# Start of Raw data

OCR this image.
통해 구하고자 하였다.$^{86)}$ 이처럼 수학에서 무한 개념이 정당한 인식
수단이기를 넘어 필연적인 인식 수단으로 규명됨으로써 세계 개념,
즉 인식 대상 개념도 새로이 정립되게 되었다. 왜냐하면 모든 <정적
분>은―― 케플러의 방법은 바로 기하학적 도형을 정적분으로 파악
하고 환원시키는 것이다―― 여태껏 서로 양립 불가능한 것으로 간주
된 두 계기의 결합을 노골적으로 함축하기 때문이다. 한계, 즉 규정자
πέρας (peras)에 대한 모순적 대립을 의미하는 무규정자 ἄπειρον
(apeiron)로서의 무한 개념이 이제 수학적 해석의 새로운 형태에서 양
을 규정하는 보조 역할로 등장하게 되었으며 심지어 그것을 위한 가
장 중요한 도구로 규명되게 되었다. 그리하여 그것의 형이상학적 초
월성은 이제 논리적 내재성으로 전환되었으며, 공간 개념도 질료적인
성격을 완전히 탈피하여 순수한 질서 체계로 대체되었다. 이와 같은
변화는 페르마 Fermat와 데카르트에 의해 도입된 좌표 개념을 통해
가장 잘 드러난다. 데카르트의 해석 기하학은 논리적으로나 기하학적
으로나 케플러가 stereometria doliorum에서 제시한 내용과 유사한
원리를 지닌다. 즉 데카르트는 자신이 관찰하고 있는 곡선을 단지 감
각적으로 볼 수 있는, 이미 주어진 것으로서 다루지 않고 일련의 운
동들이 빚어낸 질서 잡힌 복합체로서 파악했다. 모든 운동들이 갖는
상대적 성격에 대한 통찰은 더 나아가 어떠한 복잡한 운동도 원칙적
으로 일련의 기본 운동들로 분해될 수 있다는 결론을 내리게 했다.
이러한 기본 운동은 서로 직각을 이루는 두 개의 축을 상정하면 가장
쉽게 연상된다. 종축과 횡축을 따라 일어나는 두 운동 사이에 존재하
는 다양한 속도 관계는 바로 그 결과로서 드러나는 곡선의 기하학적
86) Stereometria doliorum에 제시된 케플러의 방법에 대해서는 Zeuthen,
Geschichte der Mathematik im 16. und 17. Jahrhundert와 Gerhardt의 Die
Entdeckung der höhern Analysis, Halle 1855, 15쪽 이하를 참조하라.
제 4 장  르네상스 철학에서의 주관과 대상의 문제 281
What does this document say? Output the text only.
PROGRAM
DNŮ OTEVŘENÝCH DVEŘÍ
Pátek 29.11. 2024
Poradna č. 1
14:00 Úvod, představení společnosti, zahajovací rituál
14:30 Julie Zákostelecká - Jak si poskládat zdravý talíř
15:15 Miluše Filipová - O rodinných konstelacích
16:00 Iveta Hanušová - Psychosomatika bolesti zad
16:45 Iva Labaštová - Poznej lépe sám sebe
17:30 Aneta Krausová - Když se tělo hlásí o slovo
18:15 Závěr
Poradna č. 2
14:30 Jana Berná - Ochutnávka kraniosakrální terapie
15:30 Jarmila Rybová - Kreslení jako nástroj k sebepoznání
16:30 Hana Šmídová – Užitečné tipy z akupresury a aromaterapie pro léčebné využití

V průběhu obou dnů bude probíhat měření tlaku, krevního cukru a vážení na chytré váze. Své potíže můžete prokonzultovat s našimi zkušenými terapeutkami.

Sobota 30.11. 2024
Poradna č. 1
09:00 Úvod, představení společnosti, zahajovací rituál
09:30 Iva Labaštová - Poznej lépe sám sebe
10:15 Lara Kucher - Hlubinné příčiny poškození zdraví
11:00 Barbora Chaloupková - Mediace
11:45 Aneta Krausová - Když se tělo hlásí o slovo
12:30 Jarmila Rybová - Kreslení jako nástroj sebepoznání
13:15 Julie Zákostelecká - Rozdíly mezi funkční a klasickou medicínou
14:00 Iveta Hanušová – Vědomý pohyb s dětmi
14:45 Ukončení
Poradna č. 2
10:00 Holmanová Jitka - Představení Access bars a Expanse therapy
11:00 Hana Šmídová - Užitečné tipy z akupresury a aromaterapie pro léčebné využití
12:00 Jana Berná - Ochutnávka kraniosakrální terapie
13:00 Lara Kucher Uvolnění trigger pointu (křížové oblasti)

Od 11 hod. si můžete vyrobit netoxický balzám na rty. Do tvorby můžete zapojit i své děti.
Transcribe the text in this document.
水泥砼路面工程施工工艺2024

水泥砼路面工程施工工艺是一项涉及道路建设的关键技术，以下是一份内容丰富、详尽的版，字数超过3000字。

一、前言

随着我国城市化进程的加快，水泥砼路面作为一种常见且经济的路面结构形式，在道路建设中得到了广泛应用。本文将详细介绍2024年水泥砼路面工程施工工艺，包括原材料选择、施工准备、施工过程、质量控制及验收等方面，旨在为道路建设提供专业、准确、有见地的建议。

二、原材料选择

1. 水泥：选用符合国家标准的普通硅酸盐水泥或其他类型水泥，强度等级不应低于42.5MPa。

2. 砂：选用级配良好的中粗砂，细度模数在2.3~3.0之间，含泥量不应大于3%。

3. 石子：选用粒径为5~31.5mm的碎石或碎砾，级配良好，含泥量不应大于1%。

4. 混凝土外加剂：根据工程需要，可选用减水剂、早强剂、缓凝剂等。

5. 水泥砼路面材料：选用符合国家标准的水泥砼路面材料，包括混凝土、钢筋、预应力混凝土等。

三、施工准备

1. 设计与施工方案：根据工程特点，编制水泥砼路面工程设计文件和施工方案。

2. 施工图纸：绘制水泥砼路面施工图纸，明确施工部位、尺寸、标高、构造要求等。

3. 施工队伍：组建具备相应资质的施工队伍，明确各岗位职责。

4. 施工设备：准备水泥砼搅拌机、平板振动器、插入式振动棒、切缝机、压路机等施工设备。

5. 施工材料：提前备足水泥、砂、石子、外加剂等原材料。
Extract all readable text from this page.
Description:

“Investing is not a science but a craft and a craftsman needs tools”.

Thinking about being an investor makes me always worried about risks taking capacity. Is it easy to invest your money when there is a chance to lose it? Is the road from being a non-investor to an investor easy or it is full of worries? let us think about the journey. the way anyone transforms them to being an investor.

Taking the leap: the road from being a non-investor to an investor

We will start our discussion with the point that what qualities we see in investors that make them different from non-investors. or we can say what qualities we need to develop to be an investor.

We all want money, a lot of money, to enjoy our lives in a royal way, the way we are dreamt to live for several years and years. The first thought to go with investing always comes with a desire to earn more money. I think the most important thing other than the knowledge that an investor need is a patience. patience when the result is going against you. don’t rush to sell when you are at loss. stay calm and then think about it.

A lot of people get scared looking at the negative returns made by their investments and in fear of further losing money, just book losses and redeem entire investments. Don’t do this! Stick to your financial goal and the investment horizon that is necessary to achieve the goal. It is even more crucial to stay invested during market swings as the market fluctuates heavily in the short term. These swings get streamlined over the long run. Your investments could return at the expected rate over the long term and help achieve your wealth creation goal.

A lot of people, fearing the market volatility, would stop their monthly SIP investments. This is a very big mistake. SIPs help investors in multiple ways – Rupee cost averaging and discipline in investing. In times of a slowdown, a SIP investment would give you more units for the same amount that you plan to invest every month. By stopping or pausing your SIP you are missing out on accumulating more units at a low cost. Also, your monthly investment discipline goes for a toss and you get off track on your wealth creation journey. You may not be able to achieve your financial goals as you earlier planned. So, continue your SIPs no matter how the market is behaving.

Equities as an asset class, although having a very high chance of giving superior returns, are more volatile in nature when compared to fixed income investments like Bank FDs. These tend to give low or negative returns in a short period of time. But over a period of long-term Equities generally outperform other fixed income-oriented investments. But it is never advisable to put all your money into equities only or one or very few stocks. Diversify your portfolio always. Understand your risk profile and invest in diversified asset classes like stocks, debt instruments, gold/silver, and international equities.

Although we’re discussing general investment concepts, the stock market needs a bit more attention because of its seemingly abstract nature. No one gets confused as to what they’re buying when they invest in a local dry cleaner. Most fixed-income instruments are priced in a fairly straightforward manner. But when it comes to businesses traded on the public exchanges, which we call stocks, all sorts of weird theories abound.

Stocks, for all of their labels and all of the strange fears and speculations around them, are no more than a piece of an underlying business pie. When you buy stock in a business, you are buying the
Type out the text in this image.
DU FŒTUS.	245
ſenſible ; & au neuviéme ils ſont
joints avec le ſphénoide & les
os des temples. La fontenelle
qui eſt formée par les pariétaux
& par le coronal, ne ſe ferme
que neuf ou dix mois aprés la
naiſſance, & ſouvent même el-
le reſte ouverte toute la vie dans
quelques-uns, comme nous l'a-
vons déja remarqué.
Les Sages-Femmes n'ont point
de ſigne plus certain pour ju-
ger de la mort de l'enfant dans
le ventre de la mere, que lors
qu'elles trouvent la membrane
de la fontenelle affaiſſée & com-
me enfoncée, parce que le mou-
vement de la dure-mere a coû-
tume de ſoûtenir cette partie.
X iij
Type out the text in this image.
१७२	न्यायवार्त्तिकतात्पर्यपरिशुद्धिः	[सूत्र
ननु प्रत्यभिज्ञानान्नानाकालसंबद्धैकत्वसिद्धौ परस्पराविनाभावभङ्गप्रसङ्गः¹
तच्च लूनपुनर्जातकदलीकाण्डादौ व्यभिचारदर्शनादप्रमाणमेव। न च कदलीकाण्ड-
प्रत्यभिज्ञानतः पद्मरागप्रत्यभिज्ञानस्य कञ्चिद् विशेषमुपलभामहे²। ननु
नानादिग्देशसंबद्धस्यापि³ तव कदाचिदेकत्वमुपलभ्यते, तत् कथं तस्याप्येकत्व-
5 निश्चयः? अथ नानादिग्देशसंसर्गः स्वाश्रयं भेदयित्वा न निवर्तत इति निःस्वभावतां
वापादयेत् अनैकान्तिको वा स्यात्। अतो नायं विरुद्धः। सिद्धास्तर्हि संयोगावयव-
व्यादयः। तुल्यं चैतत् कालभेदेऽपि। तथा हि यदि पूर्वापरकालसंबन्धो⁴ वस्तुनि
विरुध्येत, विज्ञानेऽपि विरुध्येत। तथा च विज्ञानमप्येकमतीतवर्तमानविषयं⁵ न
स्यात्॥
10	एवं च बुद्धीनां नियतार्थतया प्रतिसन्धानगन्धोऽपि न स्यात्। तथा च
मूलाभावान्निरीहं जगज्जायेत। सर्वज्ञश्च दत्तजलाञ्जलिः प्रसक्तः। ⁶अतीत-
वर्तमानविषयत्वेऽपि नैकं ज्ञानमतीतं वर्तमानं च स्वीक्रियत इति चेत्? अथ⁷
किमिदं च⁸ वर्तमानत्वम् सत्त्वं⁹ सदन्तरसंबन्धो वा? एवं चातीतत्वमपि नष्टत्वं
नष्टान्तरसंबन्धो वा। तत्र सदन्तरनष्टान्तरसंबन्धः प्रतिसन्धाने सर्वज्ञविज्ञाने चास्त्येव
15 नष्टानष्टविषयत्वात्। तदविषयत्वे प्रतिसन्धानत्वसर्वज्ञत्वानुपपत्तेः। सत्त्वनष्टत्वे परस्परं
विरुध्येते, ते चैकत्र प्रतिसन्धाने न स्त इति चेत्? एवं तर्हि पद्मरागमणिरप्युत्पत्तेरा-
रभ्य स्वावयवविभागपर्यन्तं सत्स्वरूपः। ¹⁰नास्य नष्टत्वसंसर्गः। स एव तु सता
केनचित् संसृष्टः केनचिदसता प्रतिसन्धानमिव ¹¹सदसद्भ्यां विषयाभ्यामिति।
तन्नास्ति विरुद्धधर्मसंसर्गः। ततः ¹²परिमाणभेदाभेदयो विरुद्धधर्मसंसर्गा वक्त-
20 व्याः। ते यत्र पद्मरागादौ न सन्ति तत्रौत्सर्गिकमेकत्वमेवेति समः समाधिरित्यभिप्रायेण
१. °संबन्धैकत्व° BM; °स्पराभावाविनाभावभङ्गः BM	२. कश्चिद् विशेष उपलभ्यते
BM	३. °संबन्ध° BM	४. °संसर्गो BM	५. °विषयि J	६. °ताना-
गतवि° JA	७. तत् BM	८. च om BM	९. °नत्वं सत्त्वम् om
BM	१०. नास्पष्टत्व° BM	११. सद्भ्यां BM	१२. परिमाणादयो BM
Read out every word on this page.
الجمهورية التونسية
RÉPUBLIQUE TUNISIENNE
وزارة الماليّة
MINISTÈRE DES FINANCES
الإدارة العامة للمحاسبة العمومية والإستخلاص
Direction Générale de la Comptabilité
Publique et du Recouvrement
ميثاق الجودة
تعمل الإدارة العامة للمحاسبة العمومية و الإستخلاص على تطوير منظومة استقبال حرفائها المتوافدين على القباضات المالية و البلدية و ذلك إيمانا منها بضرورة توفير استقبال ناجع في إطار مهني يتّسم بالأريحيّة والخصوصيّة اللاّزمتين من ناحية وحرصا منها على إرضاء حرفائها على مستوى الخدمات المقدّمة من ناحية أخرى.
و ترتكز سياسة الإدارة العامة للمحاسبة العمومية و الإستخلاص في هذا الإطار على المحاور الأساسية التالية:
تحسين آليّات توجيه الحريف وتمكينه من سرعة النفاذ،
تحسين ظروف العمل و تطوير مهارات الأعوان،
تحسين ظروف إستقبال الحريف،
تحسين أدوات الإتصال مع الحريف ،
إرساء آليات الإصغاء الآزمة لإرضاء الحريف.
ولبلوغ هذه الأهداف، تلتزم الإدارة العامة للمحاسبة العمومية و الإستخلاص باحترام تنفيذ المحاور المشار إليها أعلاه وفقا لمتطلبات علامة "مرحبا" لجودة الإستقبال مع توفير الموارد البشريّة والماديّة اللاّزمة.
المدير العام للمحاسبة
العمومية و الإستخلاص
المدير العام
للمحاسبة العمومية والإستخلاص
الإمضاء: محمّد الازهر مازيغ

# End of Raw data

■ Stated goal:
Isolate each line of the listing above that includes "being". Copy it.

■ Result:
Thinking about being an investor makes me always worried about risks taking capacity. Is it easy to invest your money when there is a chance to lose it? Is the road from being a non-investor to an investor easy or it is full of worries? let us think about the journey. the way anyone transforms them to being an investor.
Taking the leap: the road from being a non-investor to an investor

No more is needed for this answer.